[Data entries]
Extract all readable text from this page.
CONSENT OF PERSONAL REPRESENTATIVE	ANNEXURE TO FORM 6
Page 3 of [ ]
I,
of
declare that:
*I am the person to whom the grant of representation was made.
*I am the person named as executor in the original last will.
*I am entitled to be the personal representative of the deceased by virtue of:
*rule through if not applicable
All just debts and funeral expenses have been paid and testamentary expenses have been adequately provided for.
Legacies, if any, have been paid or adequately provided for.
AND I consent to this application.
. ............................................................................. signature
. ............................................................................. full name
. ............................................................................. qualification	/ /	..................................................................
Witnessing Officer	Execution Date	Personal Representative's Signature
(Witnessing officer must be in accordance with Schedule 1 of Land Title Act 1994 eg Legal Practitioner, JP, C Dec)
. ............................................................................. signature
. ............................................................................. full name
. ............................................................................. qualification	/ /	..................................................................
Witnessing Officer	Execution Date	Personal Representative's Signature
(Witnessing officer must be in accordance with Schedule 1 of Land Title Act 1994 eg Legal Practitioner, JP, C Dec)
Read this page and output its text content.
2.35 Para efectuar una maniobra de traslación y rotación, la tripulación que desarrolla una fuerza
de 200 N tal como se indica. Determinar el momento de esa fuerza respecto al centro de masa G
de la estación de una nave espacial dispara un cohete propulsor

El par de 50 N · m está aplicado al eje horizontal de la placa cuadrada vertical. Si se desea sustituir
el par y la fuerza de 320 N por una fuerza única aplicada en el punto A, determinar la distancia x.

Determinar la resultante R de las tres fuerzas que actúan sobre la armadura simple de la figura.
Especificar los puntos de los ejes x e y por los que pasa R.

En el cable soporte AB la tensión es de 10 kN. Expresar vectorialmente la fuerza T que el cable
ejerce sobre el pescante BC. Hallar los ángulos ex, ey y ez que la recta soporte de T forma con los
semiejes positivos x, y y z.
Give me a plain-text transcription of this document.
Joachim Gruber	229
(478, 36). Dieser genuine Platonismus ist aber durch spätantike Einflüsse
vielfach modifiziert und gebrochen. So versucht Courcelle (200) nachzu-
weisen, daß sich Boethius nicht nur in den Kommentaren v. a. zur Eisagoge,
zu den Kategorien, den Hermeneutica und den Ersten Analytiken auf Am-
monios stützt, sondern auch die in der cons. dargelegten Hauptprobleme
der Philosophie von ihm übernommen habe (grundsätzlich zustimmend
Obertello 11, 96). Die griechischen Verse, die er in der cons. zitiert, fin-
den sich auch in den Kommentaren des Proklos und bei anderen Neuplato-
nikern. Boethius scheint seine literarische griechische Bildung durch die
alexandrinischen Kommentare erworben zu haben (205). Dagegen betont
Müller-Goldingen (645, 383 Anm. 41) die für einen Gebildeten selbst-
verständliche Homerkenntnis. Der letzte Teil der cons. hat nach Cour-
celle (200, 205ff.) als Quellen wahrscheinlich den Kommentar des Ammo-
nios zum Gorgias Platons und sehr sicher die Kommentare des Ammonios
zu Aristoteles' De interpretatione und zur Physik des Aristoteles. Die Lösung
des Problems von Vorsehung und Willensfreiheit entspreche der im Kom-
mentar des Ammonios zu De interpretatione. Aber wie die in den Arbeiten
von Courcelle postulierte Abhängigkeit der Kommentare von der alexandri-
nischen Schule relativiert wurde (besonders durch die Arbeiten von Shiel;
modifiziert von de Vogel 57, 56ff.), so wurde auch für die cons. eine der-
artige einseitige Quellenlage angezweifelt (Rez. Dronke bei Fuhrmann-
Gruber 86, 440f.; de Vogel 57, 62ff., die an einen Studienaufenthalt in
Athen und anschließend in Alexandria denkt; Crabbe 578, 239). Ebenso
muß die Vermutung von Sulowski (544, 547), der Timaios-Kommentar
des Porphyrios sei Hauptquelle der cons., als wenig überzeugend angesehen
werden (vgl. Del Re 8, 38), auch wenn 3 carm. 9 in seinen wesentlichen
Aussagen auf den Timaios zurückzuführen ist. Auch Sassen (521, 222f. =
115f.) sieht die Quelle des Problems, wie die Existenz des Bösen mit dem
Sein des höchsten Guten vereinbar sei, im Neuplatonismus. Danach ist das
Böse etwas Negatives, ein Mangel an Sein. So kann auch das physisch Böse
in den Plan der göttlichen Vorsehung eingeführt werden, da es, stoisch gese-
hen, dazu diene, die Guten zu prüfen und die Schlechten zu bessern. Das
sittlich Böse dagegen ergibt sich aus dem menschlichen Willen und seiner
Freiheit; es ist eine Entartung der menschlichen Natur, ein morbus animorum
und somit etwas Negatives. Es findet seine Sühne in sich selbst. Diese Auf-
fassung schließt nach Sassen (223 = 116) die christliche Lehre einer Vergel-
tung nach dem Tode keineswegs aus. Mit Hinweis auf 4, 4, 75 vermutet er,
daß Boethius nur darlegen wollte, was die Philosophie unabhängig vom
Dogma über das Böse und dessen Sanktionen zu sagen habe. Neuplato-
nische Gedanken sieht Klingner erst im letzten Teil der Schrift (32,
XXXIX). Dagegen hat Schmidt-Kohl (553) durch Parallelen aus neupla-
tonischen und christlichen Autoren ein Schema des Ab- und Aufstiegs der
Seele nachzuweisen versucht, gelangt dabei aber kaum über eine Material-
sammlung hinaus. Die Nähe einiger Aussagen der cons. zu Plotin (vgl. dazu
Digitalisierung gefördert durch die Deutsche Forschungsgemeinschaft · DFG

§ WHAT THE TASK REQUIRES
Copy out the whole listing exactly as written.

§ FULL RESPONSE
Extract all readable text from this page.
CONSENT OF PERSONAL REPRESENTATIVE	ANNEXURE TO FORM 6
Page 3 of [ ]
I,
of
declare that:
*I am the person to whom the grant of representation was made.
*I am the person named as executor in the original last will.
*I am entitled to be the personal representative of the deceased by virtue of:
*rule through if not applicable
All just debts and funeral expenses have been paid and testamentary expenses have been adequately provided for.
Legacies, if any, have been paid or adequately provided for.
AND I consent to this application.
. ............................................................................. signature
. ............................................................................. full name
. ............................................................................. qualification	/ /	..................................................................
Witnessing Officer	Execution Date	Personal Representative's Signature
(Witnessing officer must be in accordance with Schedule 1 of Land Title Act 1994 eg Legal Practitioner, JP, C Dec)
. ............................................................................. signature
. ............................................................................. full name
. ............................................................................. qualification	/ /	..................................................................
Witnessing Officer	Execution Date	Personal Representative's Signature
(Witnessing officer must be in accordance with Schedule 1 of Land Title Act 1994 eg Legal Practitioner, JP, C Dec)
Read this page and output its text content.
2.35 Para efectuar una maniobra de traslación y rotación, la tripulación que desarrolla una fuerza
de 200 N tal como se indica. Determinar el momento de esa fuerza respecto al centro de masa G
de la estación de una nave espacial dispara un cohete propulsor

El par de 50 N · m está aplicado al eje horizontal de la placa cuadrada vertical. Si se desea sustituir
el par y la fuerza de 320 N por una fuerza única aplicada en el punto A, determinar la distancia x.

Determinar la resultante R de las tres fuerzas que actúan sobre la armadura simple de la figura.
Especificar los puntos de los ejes x e y por los que pasa R.

En el cable soporte AB la tensión es de 10 kN. Expresar vectorialmente la fuerza T que el cable
ejerce sobre el pescante BC. Hallar los ángulos ex, ey y ez que la recta soporte de T forma con los
semiejes positivos x, y y z.
Give me a plain-text transcription of this document.
Joachim Gruber	229
(478, 36). Dieser genuine Platonismus ist aber durch spätantike Einflüsse
vielfach modifiziert und gebrochen. So versucht Courcelle (200) nachzu-
weisen, daß sich Boethius nicht nur in den Kommentaren v. a. zur Eisagoge,
zu den Kategorien, den Hermeneutica und den Ersten Analytiken auf Am-
monios stützt, sondern auch die in der cons. dargelegten Hauptprobleme
der Philosophie von ihm übernommen habe (grundsätzlich zustimmend
Obertello 11, 96). Die griechischen Verse, die er in der cons. zitiert, fin-
den sich auch in den Kommentaren des Proklos und bei anderen Neuplato-
nikern. Boethius scheint seine literarische griechische Bildung durch die
alexandrinischen Kommentare erworben zu haben (205). Dagegen betont
Müller-Goldingen (645, 383 Anm. 41) die für einen Gebildeten selbst-
verständliche Homerkenntnis. Der letzte Teil der cons. hat nach Cour-
celle (200, 205ff.) als Quellen wahrscheinlich den Kommentar des Ammo-
nios zum Gorgias Platons und sehr sicher die Kommentare des Ammonios
zu Aristoteles' De interpretatione und zur Physik des Aristoteles. Die Lösung
des Problems von Vorsehung und Willensfreiheit entspreche der im Kom-
mentar des Ammonios zu De interpretatione. Aber wie die in den Arbeiten
von Courcelle postulierte Abhängigkeit der Kommentare von der alexandri-
nischen Schule relativiert wurde (besonders durch die Arbeiten von Shiel;
modifiziert von de Vogel 57, 56ff.), so wurde auch für die cons. eine der-
artige einseitige Quellenlage angezweifelt (Rez. Dronke bei Fuhrmann-
Gruber 86, 440f.; de Vogel 57, 62ff., die an einen Studienaufenthalt in
Athen und anschließend in Alexandria denkt; Crabbe 578, 239). Ebenso
muß die Vermutung von Sulowski (544, 547), der Timaios-Kommentar
des Porphyrios sei Hauptquelle der cons., als wenig überzeugend angesehen
werden (vgl. Del Re 8, 38), auch wenn 3 carm. 9 in seinen wesentlichen
Aussagen auf den Timaios zurückzuführen ist. Auch Sassen (521, 222f. =
115f.) sieht die Quelle des Problems, wie die Existenz des Bösen mit dem
Sein des höchsten Guten vereinbar sei, im Neuplatonismus. Danach ist das
Böse etwas Negatives, ein Mangel an Sein. So kann auch das physisch Böse
in den Plan der göttlichen Vorsehung eingeführt werden, da es, stoisch gese-
hen, dazu diene, die Guten zu prüfen und die Schlechten zu bessern. Das
sittlich Böse dagegen ergibt sich aus dem menschlichen Willen und seiner
Freiheit; es ist eine Entartung der menschlichen Natur, ein morbus animorum
und somit etwas Negatives. Es findet seine Sühne in sich selbst. Diese Auf-
fassung schließt nach Sassen (223 = 116) die christliche Lehre einer Vergel-
tung nach dem Tode keineswegs aus. Mit Hinweis auf 4, 4, 75 vermutet er,
daß Boethius nur darlegen wollte, was die Philosophie unabhängig vom
Dogma über das Böse und dessen Sanktionen zu sagen habe. Neuplato-
nische Gedanken sieht Klingner erst im letzten Teil der Schrift (32,
XXXIX). Dagegen hat Schmidt-Kohl (553) durch Parallelen aus neupla-
tonischen und christlichen Autoren ein Schema des Ab- und Aufstiegs der
Seele nachzuweisen versucht, gelangt dabei aber kaum über eine Material-
sammlung hinaus. Die Nähe einiger Aussagen der cons. zu Plotin (vgl. dazu
Digitalisierung gefördert durch die Deutsche Forschungsgemeinschaft · DFG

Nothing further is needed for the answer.